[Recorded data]
***
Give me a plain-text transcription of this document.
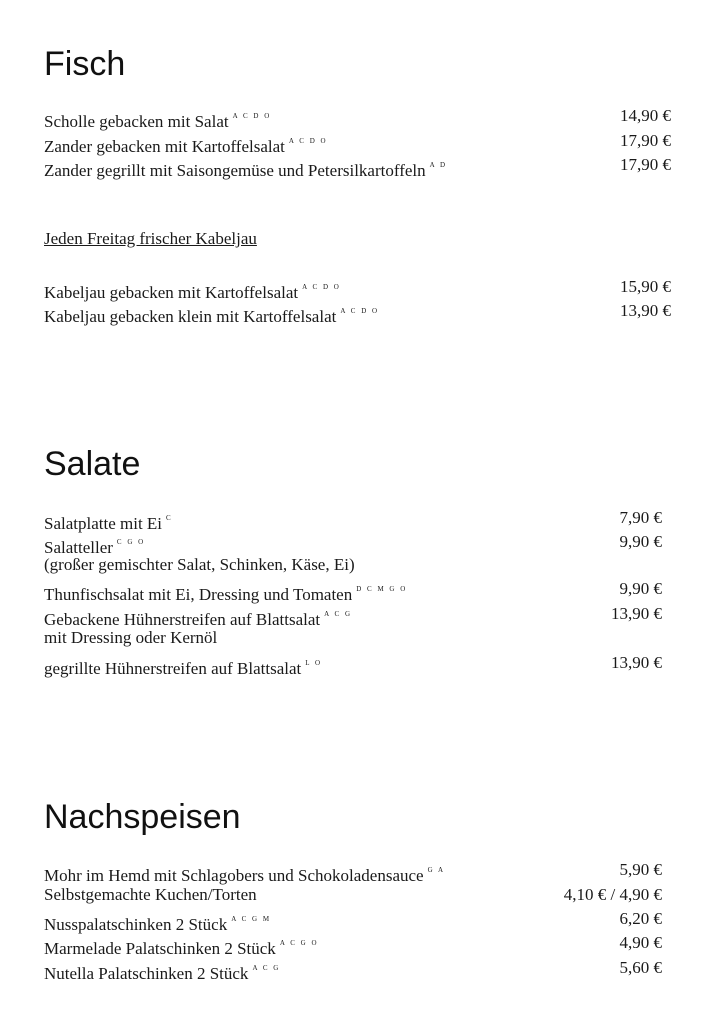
Fisch
Scholle gebacken mit Salat $^{A C D O}$	14,90 €
Zander gebacken mit Kartoffelsalat $^{A C D O}$	17,90 €
Zander gegrillt mit Saisongemüse und Petersilkartoffeln $^{A D}$	17,90 €
Jeden Freitag frischer Kabeljau
Kabeljau gebacken mit Kartoffelsalat $^{A C D O}$	15,90 €
Kabeljau gebacken klein mit Kartoffelsalat $^{A C D O}$	13,90 €
Salate
Salatplatte mit Ei $^C$	7,90 €
Salatteller $^{C G O}$	9,90 €
(großer gemischter Salat, Schinken, Käse, Ei)
Thunfischsalat mit Ei, Dressing und Tomaten $^{D C M G O}$	9,90 €
Gebackene Hühnerstreifen auf Blattsalat $^{A C G}$	13,90 €
mit Dressing oder Kernöl
gegrillte Hühnerstreifen auf Blattsalat $^{L O}$	13,90 €
Nachspeisen
Mohr im Hemd mit Schlagobers und Schokoladensauce $^{G A}$	5,90 €
Selbstgemachte Kuchen/Torten	4,10 € / 4,90 €
Nusspalatschinken 2 Stück $^{A C G M}$	6,20 €
Marmelade Palatschinken 2 Stück $^{A C G O}$	4,90 €
Nutella Palatschinken 2 Stück $^{A C G}$	5,60 €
***
Extract all lines containing the word "Kartoffelsalat".

Zander gebacken mit Kartoffelsalat $^{A C D O}$	17,90 €
Kabeljau gebacken mit Kartoffelsalat $^{A C D O}$	15,90 €
Kabeljau gebacken klein mit Kartoffelsalat $^{A C D O}$	13,90 €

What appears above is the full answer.